• _Written request_
Pull out every line below containing the word "would".

• _Exercise materials_
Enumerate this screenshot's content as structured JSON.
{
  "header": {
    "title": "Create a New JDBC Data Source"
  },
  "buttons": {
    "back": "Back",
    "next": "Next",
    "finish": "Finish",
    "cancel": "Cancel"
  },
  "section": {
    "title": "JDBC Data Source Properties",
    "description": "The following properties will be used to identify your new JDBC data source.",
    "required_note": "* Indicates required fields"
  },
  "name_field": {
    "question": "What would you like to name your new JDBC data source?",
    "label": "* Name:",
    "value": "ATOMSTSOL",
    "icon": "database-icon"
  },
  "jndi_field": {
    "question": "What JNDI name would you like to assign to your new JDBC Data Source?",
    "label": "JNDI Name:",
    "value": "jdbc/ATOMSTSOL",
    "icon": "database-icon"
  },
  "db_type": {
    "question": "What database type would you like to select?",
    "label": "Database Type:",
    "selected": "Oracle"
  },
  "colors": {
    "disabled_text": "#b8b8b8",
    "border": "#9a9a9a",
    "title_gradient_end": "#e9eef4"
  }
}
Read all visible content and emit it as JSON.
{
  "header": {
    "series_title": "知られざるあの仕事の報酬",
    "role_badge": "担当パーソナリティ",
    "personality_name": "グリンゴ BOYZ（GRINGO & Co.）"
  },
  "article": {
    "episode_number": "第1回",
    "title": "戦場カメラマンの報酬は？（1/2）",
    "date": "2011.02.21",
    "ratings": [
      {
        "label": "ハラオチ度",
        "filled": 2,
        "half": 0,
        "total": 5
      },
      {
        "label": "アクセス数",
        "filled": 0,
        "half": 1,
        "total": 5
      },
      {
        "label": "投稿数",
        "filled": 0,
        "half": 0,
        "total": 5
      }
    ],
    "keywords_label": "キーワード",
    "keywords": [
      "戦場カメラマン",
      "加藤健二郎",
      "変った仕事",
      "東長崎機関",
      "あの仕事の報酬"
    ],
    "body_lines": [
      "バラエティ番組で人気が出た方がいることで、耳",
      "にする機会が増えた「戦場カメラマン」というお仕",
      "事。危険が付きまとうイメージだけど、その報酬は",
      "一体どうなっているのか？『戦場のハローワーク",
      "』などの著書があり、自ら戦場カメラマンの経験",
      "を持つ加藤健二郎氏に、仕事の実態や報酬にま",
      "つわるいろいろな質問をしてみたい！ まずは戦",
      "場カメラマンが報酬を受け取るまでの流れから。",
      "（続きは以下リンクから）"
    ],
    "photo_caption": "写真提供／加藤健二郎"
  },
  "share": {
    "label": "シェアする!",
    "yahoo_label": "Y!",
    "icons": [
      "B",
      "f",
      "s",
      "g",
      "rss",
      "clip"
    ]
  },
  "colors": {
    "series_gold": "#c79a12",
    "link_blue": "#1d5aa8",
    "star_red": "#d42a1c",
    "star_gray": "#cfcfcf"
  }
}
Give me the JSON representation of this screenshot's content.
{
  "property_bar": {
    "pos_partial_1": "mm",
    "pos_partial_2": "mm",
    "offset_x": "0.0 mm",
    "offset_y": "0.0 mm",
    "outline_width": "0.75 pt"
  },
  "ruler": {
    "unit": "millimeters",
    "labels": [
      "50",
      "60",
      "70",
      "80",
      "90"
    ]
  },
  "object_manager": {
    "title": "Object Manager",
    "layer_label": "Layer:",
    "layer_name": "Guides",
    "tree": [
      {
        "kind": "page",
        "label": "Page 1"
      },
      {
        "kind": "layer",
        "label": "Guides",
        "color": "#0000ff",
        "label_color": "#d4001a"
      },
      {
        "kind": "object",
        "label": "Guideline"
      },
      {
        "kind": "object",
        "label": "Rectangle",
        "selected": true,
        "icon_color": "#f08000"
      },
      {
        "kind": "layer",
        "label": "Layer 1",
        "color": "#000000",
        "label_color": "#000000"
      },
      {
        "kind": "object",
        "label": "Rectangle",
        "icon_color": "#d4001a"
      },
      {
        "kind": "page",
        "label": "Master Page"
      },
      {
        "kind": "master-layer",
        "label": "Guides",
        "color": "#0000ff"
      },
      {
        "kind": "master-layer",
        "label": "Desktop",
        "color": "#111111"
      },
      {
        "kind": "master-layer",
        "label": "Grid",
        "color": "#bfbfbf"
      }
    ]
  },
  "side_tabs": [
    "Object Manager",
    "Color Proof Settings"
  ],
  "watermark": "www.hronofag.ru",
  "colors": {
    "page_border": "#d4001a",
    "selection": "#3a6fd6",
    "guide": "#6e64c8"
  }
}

--

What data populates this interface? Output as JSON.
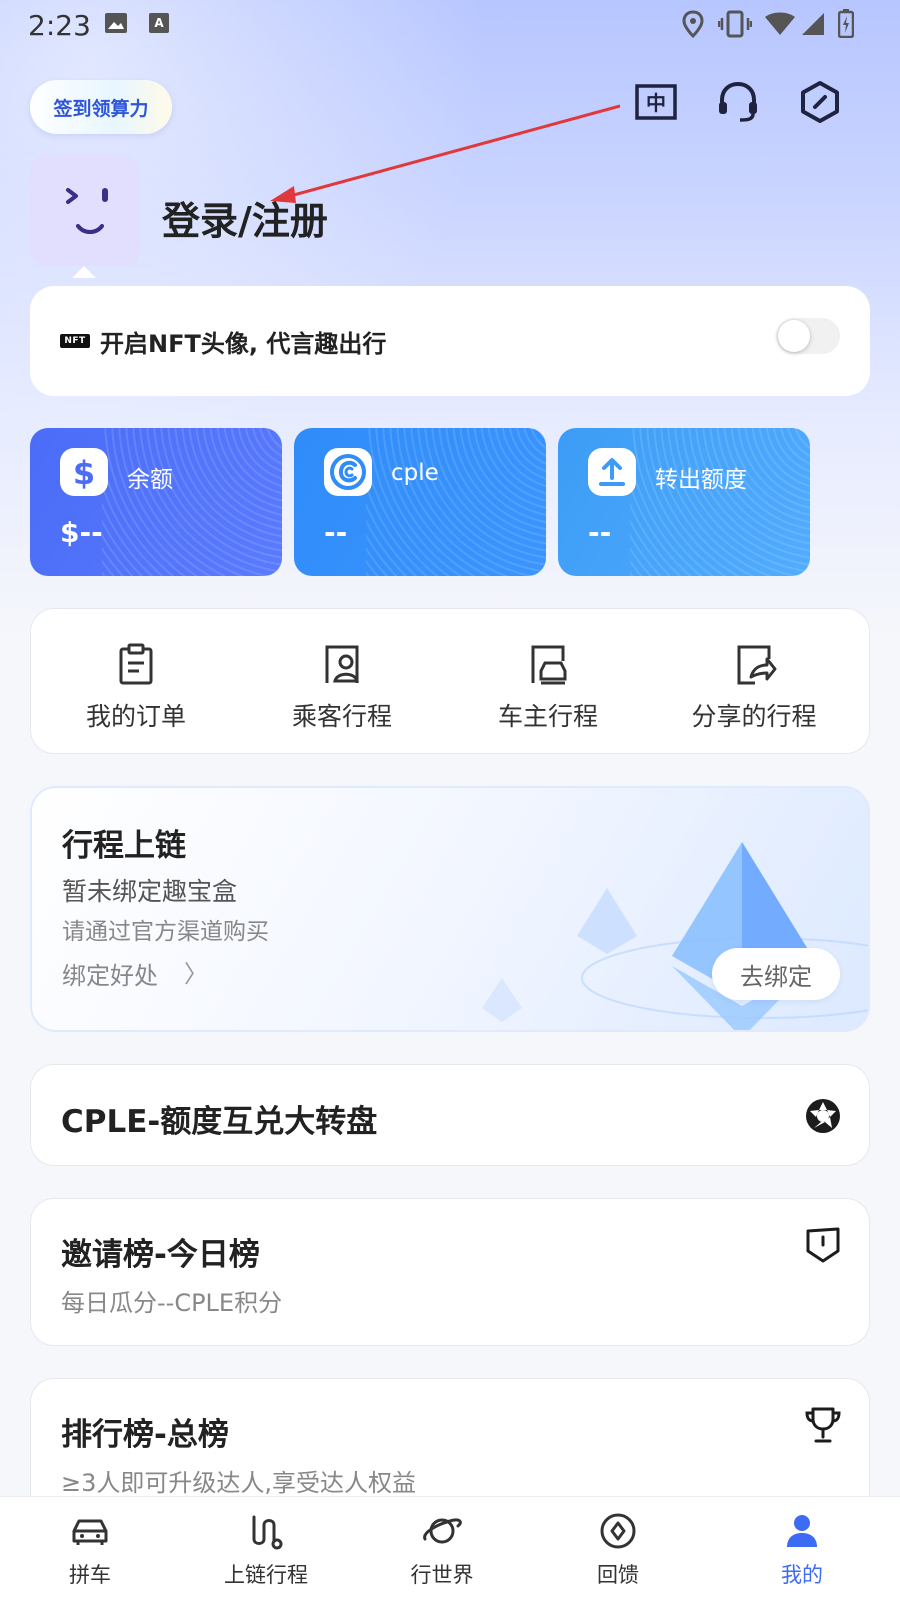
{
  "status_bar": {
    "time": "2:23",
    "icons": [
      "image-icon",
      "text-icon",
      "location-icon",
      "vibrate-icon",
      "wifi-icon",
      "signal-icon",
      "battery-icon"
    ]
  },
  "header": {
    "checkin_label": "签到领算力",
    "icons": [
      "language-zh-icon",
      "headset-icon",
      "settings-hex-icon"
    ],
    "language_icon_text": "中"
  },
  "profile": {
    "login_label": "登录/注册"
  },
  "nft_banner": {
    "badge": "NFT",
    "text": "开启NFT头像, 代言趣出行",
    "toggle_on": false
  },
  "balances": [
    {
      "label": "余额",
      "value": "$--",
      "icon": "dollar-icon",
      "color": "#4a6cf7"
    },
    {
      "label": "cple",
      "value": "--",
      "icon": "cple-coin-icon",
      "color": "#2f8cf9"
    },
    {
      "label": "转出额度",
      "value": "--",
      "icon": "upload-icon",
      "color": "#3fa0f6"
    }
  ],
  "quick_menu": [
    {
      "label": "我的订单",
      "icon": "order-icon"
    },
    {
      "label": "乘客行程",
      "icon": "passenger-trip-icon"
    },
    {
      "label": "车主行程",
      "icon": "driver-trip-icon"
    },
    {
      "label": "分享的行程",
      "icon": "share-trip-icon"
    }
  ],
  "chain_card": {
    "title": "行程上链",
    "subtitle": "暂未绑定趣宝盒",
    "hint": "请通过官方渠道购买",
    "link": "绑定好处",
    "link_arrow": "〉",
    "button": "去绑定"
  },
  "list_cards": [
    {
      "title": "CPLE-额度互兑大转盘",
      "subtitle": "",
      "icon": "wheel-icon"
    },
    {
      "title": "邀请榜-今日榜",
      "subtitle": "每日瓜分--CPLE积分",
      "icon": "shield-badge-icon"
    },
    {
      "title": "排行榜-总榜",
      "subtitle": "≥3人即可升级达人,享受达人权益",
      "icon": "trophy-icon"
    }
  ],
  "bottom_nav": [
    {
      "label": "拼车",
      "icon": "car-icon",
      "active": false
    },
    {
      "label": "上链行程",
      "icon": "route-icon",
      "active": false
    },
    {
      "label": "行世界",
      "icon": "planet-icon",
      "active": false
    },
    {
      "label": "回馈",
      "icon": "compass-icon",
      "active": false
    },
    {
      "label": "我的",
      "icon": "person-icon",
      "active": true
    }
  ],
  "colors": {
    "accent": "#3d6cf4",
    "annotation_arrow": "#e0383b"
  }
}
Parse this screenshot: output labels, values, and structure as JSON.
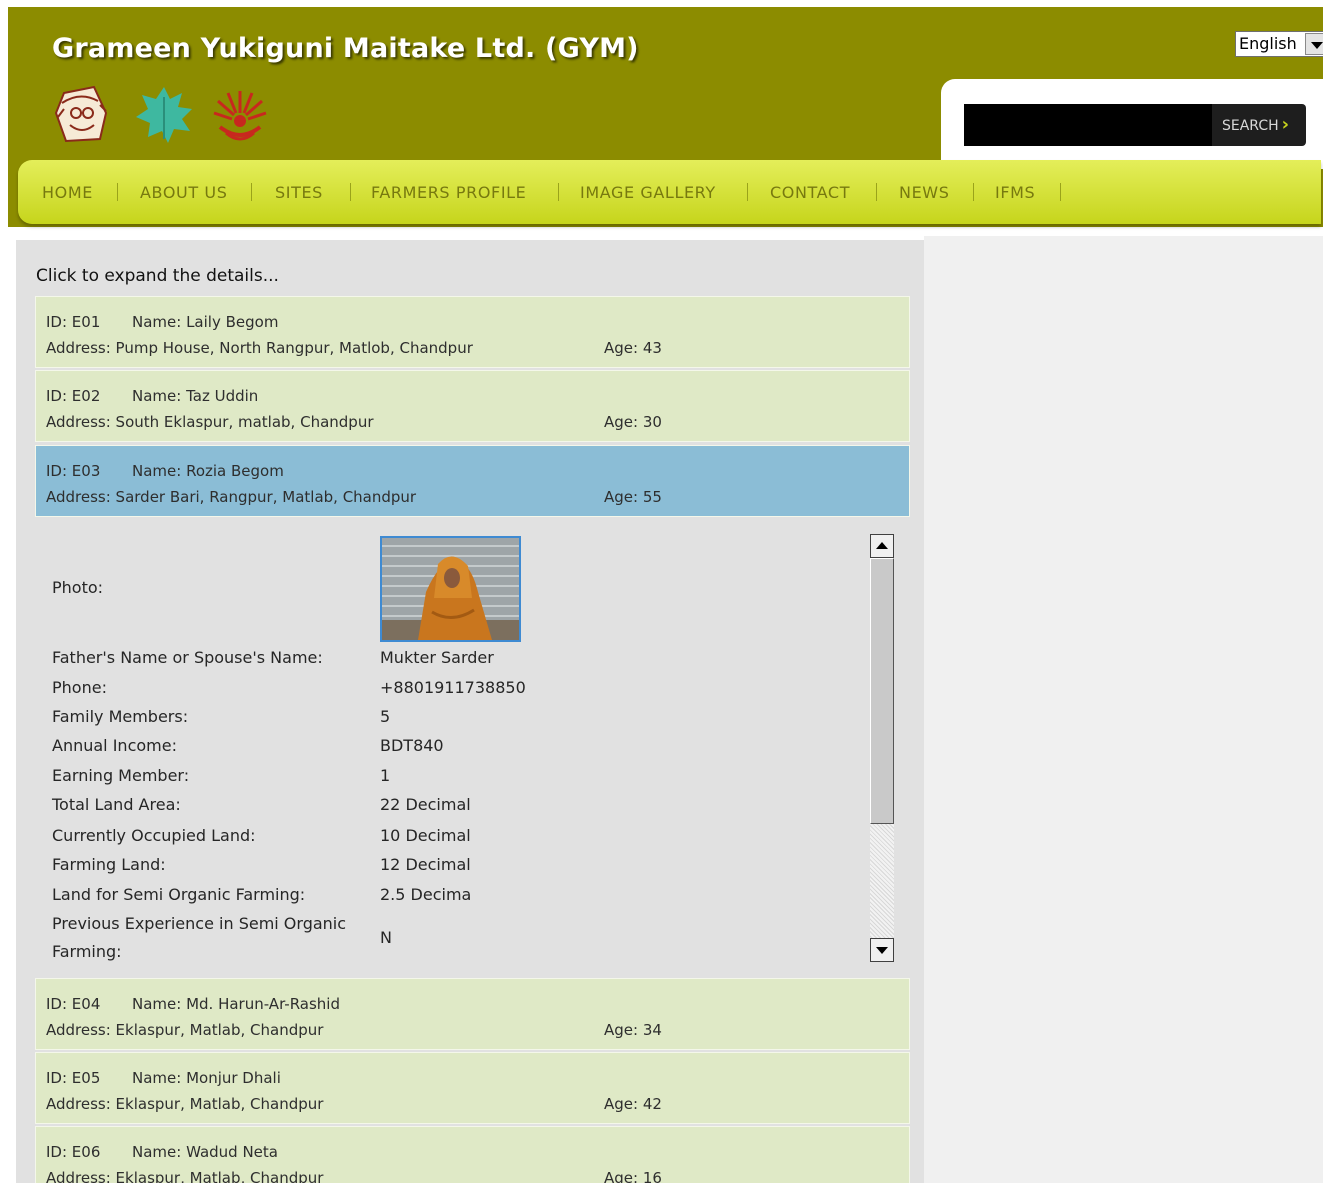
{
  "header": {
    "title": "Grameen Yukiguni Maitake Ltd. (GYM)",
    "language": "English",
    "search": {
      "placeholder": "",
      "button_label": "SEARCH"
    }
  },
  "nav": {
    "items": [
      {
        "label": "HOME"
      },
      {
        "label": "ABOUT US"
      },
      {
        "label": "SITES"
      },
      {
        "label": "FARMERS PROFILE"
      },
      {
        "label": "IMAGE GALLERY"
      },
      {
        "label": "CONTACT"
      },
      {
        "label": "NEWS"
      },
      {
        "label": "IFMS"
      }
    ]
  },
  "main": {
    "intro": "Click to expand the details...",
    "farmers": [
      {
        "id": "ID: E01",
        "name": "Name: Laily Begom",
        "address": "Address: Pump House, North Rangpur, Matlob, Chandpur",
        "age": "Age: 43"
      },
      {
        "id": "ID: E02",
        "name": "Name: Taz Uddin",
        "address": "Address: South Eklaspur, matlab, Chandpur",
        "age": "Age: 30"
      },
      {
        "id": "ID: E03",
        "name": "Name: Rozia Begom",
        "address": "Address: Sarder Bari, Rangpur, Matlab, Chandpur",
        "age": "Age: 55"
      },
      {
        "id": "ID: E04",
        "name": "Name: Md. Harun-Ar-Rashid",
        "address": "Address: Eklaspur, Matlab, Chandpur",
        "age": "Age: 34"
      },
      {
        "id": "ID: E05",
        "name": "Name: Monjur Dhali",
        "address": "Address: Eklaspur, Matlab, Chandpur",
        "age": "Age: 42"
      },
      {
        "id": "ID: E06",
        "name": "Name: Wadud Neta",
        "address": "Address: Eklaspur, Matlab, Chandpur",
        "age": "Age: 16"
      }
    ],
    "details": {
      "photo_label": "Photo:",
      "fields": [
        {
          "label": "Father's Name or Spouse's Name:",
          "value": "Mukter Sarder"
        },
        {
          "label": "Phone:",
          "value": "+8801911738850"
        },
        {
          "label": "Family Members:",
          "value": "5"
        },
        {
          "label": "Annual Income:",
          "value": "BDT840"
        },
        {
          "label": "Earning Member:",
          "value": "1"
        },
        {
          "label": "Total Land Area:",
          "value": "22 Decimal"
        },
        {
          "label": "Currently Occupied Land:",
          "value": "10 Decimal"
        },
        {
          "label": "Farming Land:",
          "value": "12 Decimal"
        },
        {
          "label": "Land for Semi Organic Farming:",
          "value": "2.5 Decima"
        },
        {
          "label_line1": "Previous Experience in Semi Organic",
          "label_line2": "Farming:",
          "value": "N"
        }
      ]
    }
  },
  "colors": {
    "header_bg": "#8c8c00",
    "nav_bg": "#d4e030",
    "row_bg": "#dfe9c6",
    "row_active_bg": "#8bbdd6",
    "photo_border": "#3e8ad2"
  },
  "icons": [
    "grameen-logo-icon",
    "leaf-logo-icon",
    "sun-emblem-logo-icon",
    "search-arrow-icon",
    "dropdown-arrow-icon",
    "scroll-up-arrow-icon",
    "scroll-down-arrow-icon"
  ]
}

• _Response for this exercise_
    "question": "What would you like to name your new JDBC data source?",
    "question": "What JNDI name would you like to assign to your new JDBC Data Source?",
    "question": "What database type would you like to select?",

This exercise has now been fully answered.